=== Dataset records ===
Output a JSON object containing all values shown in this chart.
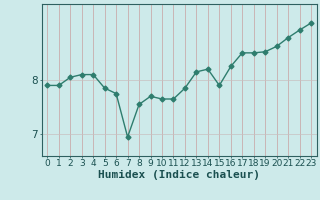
{
  "x": [
    0,
    1,
    2,
    3,
    4,
    5,
    6,
    7,
    8,
    9,
    10,
    11,
    12,
    13,
    14,
    15,
    16,
    17,
    18,
    19,
    20,
    21,
    22,
    23
  ],
  "y": [
    7.9,
    7.9,
    8.05,
    8.1,
    8.1,
    7.85,
    7.75,
    6.95,
    7.55,
    7.7,
    7.65,
    7.65,
    7.85,
    8.15,
    8.2,
    7.9,
    8.25,
    8.5,
    8.5,
    8.52,
    8.62,
    8.78,
    8.92,
    9.05
  ],
  "line_color": "#2e7d6e",
  "marker": "D",
  "marker_size": 2.5,
  "bg_color": "#cdeaea",
  "plot_bg_color": "#cdeaea",
  "grid_color_v": "#c8a0a0",
  "grid_color_h": "#c8c0c0",
  "xlabel": "Humidex (Indice chaleur)",
  "xlabel_fontsize": 8,
  "yticks": [
    7,
    8
  ],
  "ylim": [
    6.6,
    9.4
  ],
  "xlim": [
    -0.5,
    23.5
  ],
  "xticks": [
    0,
    1,
    2,
    3,
    4,
    5,
    6,
    7,
    8,
    9,
    10,
    11,
    12,
    13,
    14,
    15,
    16,
    17,
    18,
    19,
    20,
    21,
    22,
    23
  ],
  "tick_fontsize": 6.5,
  "line_width": 1.0
}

=== Work to be completed ===
Write out the whole listing again, exactly, with no pictures.

=== Exercise answer ===
Output a JSON object containing all values shown in this chart.
{
  "x": [
    0,
    1,
    2,
    3,
    4,
    5,
    6,
    7,
    8,
    9,
    10,
    11,
    12,
    13,
    14,
    15,
    16,
    17,
    18,
    19,
    20,
    21,
    22,
    23
  ],
  "y": [
    7.9,
    7.9,
    8.05,
    8.1,
    8.1,
    7.85,
    7.75,
    6.95,
    7.55,
    7.7,
    7.65,
    7.65,
    7.85,
    8.15,
    8.2,
    7.9,
    8.25,
    8.5,
    8.5,
    8.52,
    8.62,
    8.78,
    8.92,
    9.05
  ],
  "line_color": "#2e7d6e",
  "marker": "D",
  "marker_size": 2.5,
  "bg_color": "#cdeaea",
  "plot_bg_color": "#cdeaea",
  "grid_color_v": "#c8a0a0",
  "grid_color_h": "#c8c0c0",
  "xlabel": "Humidex (Indice chaleur)",
  "xlabel_fontsize": 8,
  "yticks": [
    7,
    8
  ],
  "ylim": [
    6.6,
    9.4
  ],
  "xlim": [
    -0.5,
    23.5
  ],
  "xticks": [
    0,
    1,
    2,
    3,
    4,
    5,
    6,
    7,
    8,
    9,
    10,
    11,
    12,
    13,
    14,
    15,
    16,
    17,
    18,
    19,
    20,
    21,
    22,
    23
  ],
  "tick_fontsize": 6.5,
  "line_width": 1.0
}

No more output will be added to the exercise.